-- start --

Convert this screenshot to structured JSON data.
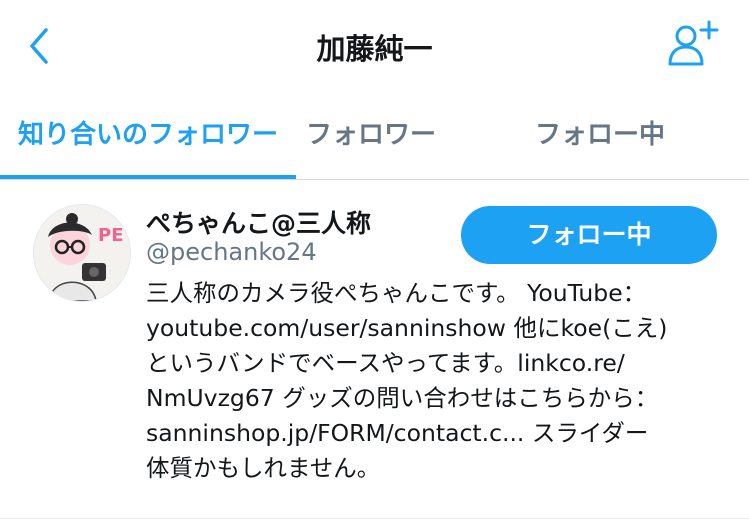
{
  "header": {
    "title": "加藤純一",
    "back_icon": "chevron-left-icon",
    "add_user_icon": "add-user-icon",
    "accent_color": "#1da1f2"
  },
  "tabs": [
    {
      "label": "知り合いのフォロワー",
      "active": true
    },
    {
      "label": "フォロワー",
      "active": false
    },
    {
      "label": "フォロー中",
      "active": false
    }
  ],
  "user": {
    "name": "ぺちゃんこ@三人称",
    "handle": "@pechanko24",
    "follow_button_label": "フォロー中",
    "avatar_text": "PE",
    "bio_lines": [
      "三人称のカメラ役ぺちゃんこです。 YouTube：",
      "youtube.com/user/sanninshow 他にkoe(こえ)",
      "というバンドでベースやってます。linkco.re/",
      "NmUvzg67 グッズの問い合わせはこちらから：",
      "sanninshop.jp/FORM/contact.c... スライダー",
      "体質かもしれません。"
    ]
  }
}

-- end --

**Task instructions**
Repeat each entry exactly as given; no pictures belong in the copy.

**Complete response**
Convert this screenshot to structured JSON data.
{
  "header": {
    "title": "加藤純一",
    "back_icon": "chevron-left-icon",
    "add_user_icon": "add-user-icon",
    "accent_color": "#1da1f2"
  },
  "tabs": [
    {
      "label": "知り合いのフォロワー",
      "active": true
    },
    {
      "label": "フォロワー",
      "active": false
    },
    {
      "label": "フォロー中",
      "active": false
    }
  ],
  "user": {
    "name": "ぺちゃんこ@三人称",
    "handle": "@pechanko24",
    "follow_button_label": "フォロー中",
    "avatar_text": "PE",
    "bio_lines": [
      "三人称のカメラ役ぺちゃんこです。 YouTube：",
      "youtube.com/user/sanninshow 他にkoe(こえ)",
      "というバンドでベースやってます。linkco.re/",
      "NmUvzg67 グッズの問い合わせはこちらから：",
      "sanninshop.jp/FORM/contact.c... スライダー",
      "体質かもしれません。"
    ]
  }
}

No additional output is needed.